Data records

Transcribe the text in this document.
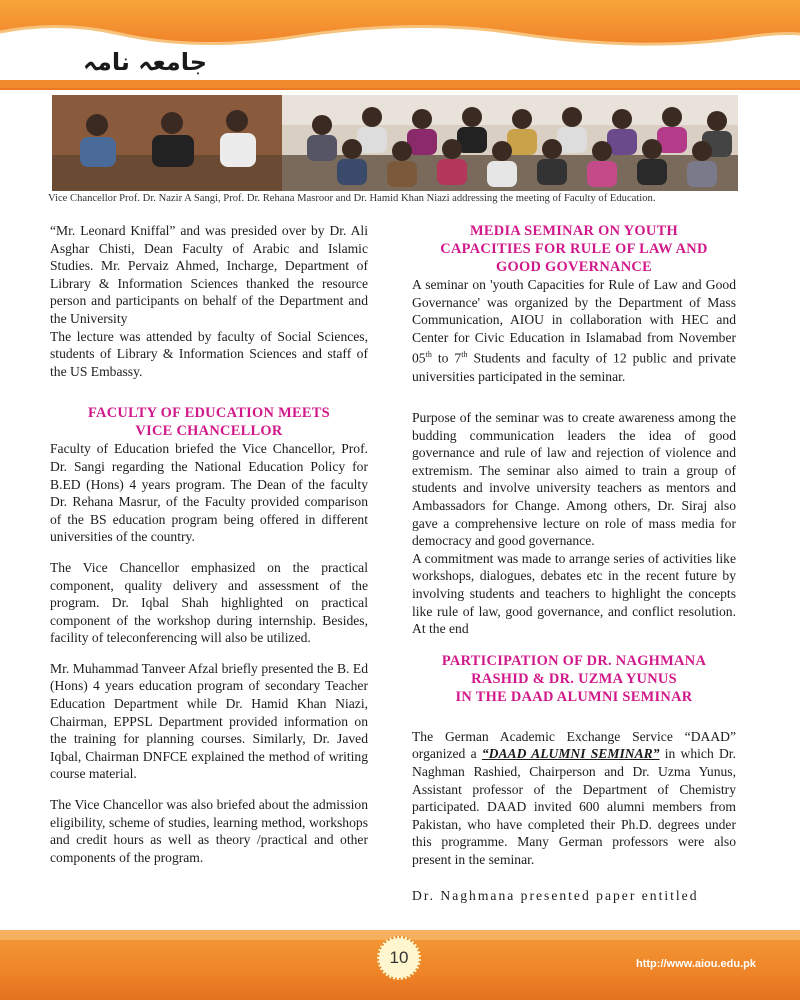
جامعہ نامہ
Vice Chancellor Prof. Dr. Nazir A Sangi, Prof. Dr. Rehana Masroor and Dr. Hamid Khan Niazi addressing the meeting of Faculty of Education.

“Mr. Leonard Kniffal” and was presided over by Dr. Ali Asghar Chisti, Dean Faculty of Arabic and Islamic Studies. Mr. Pervaiz Ahmed, Incharge, Department of Library & Information Sciences thanked the resource person and participants on behalf of the Department and the University

The lecture was attended by faculty of Social Sciences, students of Library & Information Sciences and staff of the US Embassy.

FACULTY OF EDUCATION MEETS
VICE CHANCELLOR

Faculty of Education briefed the Vice Chancellor, Prof. Dr. Sangi regarding the National Education Policy for B.ED (Hons) 4 years program. The Dean of the faculty Dr. Rehana Masrur, of the Faculty provided comparison of the BS education program being offered in different universities of the country.

The Vice Chancellor emphasized on the practical component, quality delivery and assessment of the program. Dr. Iqbal Shah highlighted on practical component of the workshop during internship. Besides, facility of teleconferencing will also be utilized.

Mr. Muhammad Tanveer Afzal briefly presented the B. Ed (Hons) 4 years education program of secondary Teacher Education Department while Dr. Hamid Khan Niazi, Chairman, EPPSL Department provided information on the training for planning courses. Similarly, Dr. Javed Iqbal, Chairman DNFCE explained the method of writing course material.

The Vice Chancellor was also briefed about the admission eligibility, scheme of studies, learning method, workshops and credit hours as well as theory /practical and other components of the program.

MEDIA SEMINAR ON YOUTH
CAPACITIES FOR RULE OF LAW AND
GOOD GOVERNANCE

A seminar on 'youth Capacities for Rule of Law and Good Governance' was organized by the Department of Mass Communication, AIOU in collaboration with HEC and Center for Civic Education in Islamabad from November 05th to 7th Students and faculty of 12 public and private universities participated in the seminar.

Purpose of the seminar was to create awareness among the budding communication leaders the idea of good governance and rule of law and rejection of violence and extremism. The seminar also aimed to train a group of students and involve university teachers as mentors and Ambassadors for Change. Among others, Dr. Siraj also gave a comprehensive lecture on role of mass media for democracy and good governance.

A commitment was made to arrange series of activities like workshops, dialogues, debates etc in the recent future by involving students and teachers to highlight the concepts like rule of law, good governance, and conflict resolution. At the end

PARTICIPATION OF DR. NAGHMANA
RASHID & DR. UZMA YUNUS
IN THE DAAD ALUMNI SEMINAR

The German Academic Exchange Service “DAAD” organized a “DAAD ALUMNI SEMINAR” in which Dr. Naghman Rashied, Chairperson and Dr. Uzma Yunus, Assistant professor of the Department of Chemistry participated. DAAD invited 600 alumni members from Pakistan, who have completed their Ph.D. degrees under this programme. Many German professors were also present in the seminar.

Dr. Naghmana presented paper entitled

10	http://www.aiou.edu.pk
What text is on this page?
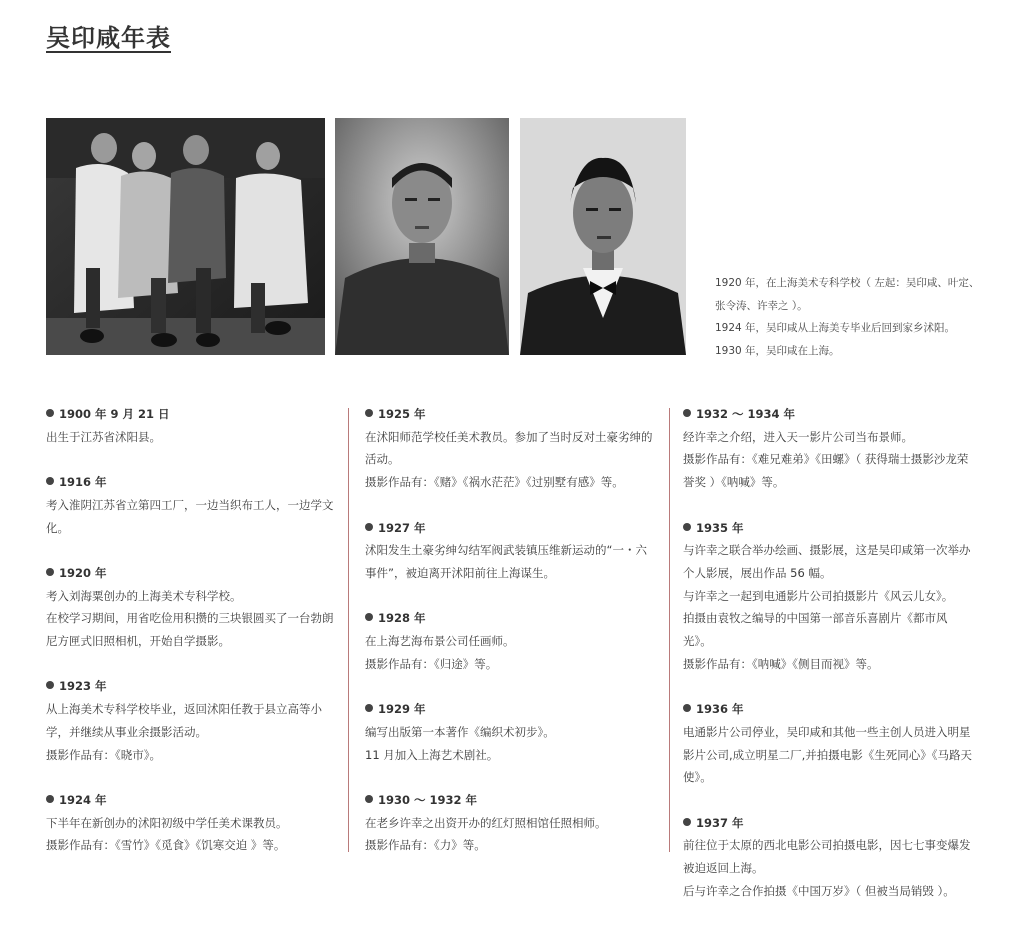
吴印咸年表

1920 年，在上海美术专科学校（ 左起：吴印咸、叶定、张令涛、许幸之 ）。

1924 年，吴印咸从上海美专毕业后回到家乡沭阳。

1930 年，吴印咸在上海。

1900 年 9 月 21 日

出生于江苏省沭阳县。

1916 年

考入淮阴江苏省立第四工厂，一边当织布工人，一边学文化。

1920 年

考入刘海粟创办的上海美术专科学校。

在校学习期间，用省吃俭用积攒的三块银圆买了一台勃朗尼方匣式旧照相机，开始自学摄影。

1923 年

从上海美术专科学校毕业，返回沭阳任教于县立高等小学，并继续从事业余摄影活动。

摄影作品有：《晓市》。

1924 年

下半年在新创办的沭阳初级中学任美术课教员。

摄影作品有：《雪竹》《觅食》《饥寒交迫 》等。

1925 年

在沭阳师范学校任美术教员。参加了当时反对土豪劣绅的活动。

摄影作品有：《赌》《祸水茫茫》《过别墅有感》等。

1927 年

沭阳发生土豪劣绅勾结军阀武装镇压维新运动的“一・六事件”，被迫离开沭阳前往上海谋生。

1928 年

在上海艺海布景公司任画师。

摄影作品有：《归途》等。

1929 年

编写出版第一本著作《编织术初步》。

11 月加入上海艺术剧社。

1930 ～ 1932 年

在老乡许幸之出资开办的红灯照相馆任照相师。

摄影作品有：《力》等。

1932 ～ 1934 年

经许幸之介绍，进入天一影片公司当布景师。

摄影作品有：《难兄难弟》《田螺》（ 获得瑞士摄影沙龙荣誉奖 ）《呐喊》等。

1935 年

与许幸之联合举办绘画、摄影展，这是吴印咸第一次举办个人影展，展出作品 56 幅。

与许幸之一起到电通影片公司拍摄影片《风云儿女》。

拍摄由袁牧之编导的中国第一部音乐喜剧片《都市风光》。

摄影作品有：《呐喊》《侧目而视》等。

1936 年

电通影片公司停业，吴印咸和其他一些主创人员进入明星影片公司,成立明星二厂,并拍摄电影《生死同心》《马路天使》。

1937 年

前往位于太原的西北电影公司拍摄电影，因七七事变爆发被迫返回上海。

后与许幸之合作拍摄《中国万岁》（ 但被当局销毁 ）。
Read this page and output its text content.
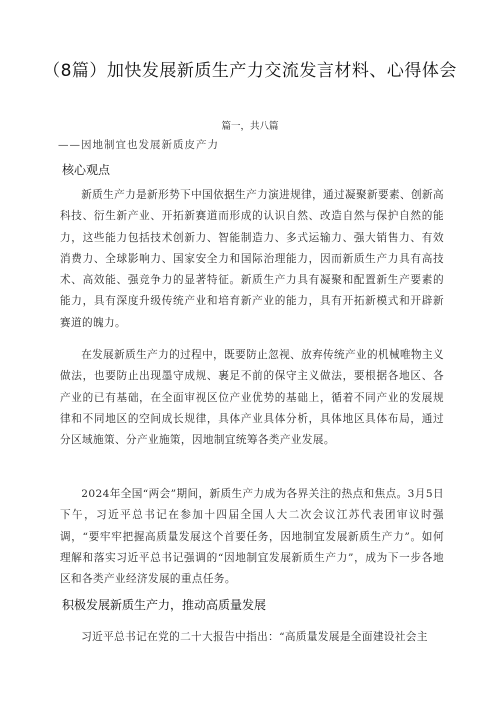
（8篇）加快发展新质生产力交流发言材料、心得体会
篇一，共八篇
——因地制宜也发展新质皮产力
核心观点

新质生产力是新形势下中国依据生产力演进规律，通过凝聚新要素、创新高科技、衍生新产业、开拓新赛道而形成的认识自然、改造自然与保护自然的能力，这些能力包括技术创新力、智能制造力、多式运输力、强大销售力、有效消费力、全球影响力、国家安全力和国际治理能力，因而新质生产力具有高技术、高效能、强竞争力的显著特征。新质生产力具有凝聚和配置新生产要素的能力，具有深度升级传统产业和培育新产业的能力，具有开拓新模式和开辟新赛道的魄力。

在发展新质生产力的过程中，既要防止忽视、放弃传统产业的机械唯物主义做法，也要防止出现墨守成规、裹足不前的保守主义做法，要根据各地区、各产业的已有基础，在全面审视区位产业优势的基础上，循着不同产业的发展规律和不同地区的空间成长规律，具体产业具体分析，具体地区具体布局，通过分区域施策、分产业施策，因地制宜统筹各类产业发展。

2024年全国“两会”期间，新质生产力成为各界关注的热点和焦点。3月5日下午，习近平总书记在参加十四届全国人大二次会议江苏代表团审议时强调，“要牢牢把握高质量发展这个首要任务，因地制宜发展新质生产力”。如何理解和落实习近平总书记强调的“因地制宜发展新质生产力”，成为下一步各地区和各类产业经济发展的重点任务。

积极发展新质生产力，推动高质量发展

习近平总书记在党的二十大报告中指出：“高质量发展是全面建设社会主
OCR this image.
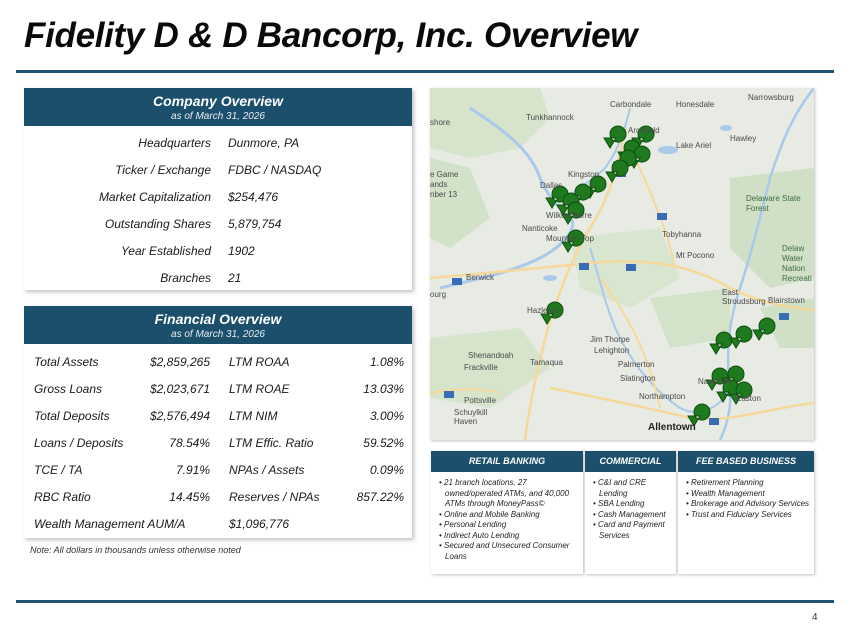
Fidelity D & D Bancorp, Inc. Overview
Company Overview
as of March 31, 2026
Headquarters Dunmore, PA
Ticker / Exchange FDBC / NASDAQ
Market Capitalization $254,476
Outstanding Shares 5,879,754
Year Established 1902
Branches 21
Financial Overview
as of March 31, 2026
Total Assets	$2,859,265 LTM ROAA	1.08%
Gross Loans	$2,023,671 LTM ROAE	13.03%
Total Deposits	$2,576,494 LTM NIM	3.00%
Loans / Deposits	78.54% LTM Effic. Ratio	59.52%
TCE / TA	7.91% NPAs / Assets	0.09%
RBC Ratio	14.45% Reserves / NPAs	857.22%
Wealth Management AUM/A	$1,096,776
Note: All dollars in thousands unless otherwise noted
Narrowsburg
Carbondale	Honesdale
Tunkhannock
Archbald
Hawley
Lake Ariel
Dallas
Kingston
Wilkes-Barre
Nanticoke
Mountain Top	Tobyhanna
Delaware State Forest
Mt Pocono
Berwick
Hazleton
East Stroudsburg Blairstown
Jim Thorpe
Lehighton
Shenandoah
Frackville
Tamaqua	Palmerton
Slatington	Nazareth
Pottsville
Schuylkill Haven
Northampton	Easton
Allentown
shore
e Game
ands
nber 13
ourg
Delaw
Water
Nation
Recreati
RETAIL BANKING
• 21 branch locations, 27 owned/operated ATMs, and 40,000 ATMs through MoneyPass©
• Online and Mobile Banking
• Personal Lending
• Indirect Auto Lending
• Secured and Unsecured Consumer Loans
COMMERCIAL
• C&I and CRE Lending
• SBA Lending
• Cash Management
• Card and Payment Services
FEE BASED BUSINESS
• Retirement Planning
• Wealth Management
• Brokerage and Advisory Services
• Trust and Fiduciary Services
4
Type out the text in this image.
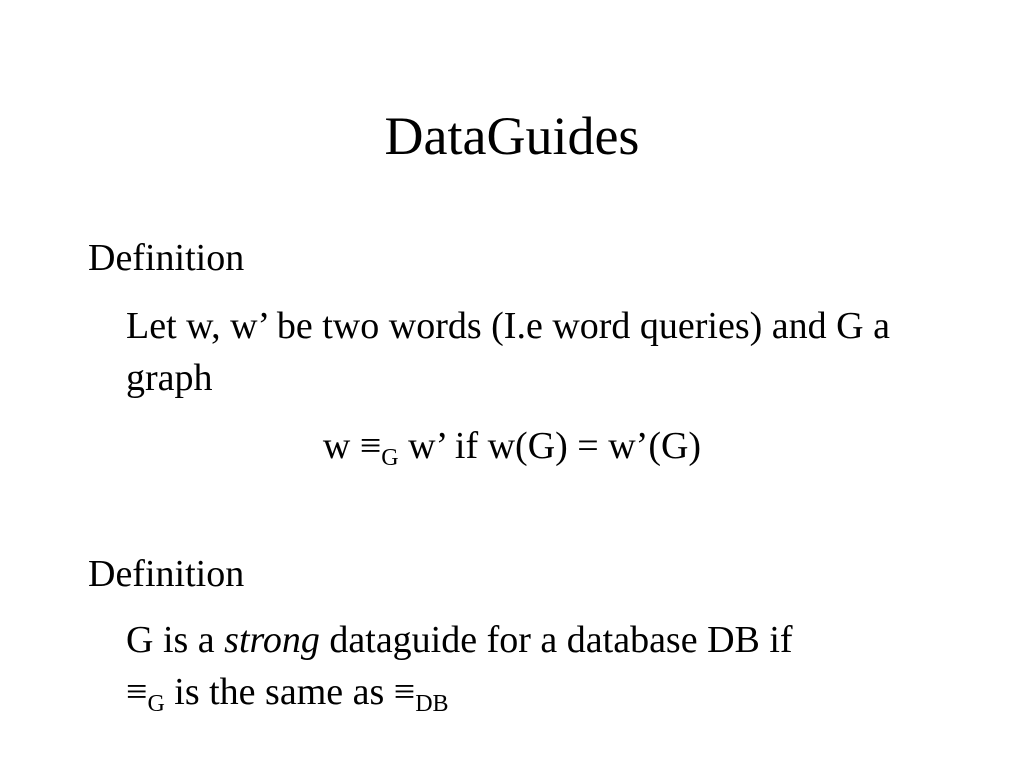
DataGuides
Definition
Let w, w’ be two words (I.e word queries) and G a graph
$w \equiv_G$ w’ if w(G) = w’(G)
Definition
G is a strong dataguide for a database DB if
$\equiv_G$ is the same as $\equiv_{DB}$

Challenge:
Go through the records and copy each line with "Overview" in it.

Task result:
Fidelity D & D Bancorp, Inc. Overview
Company Overview
Financial Overview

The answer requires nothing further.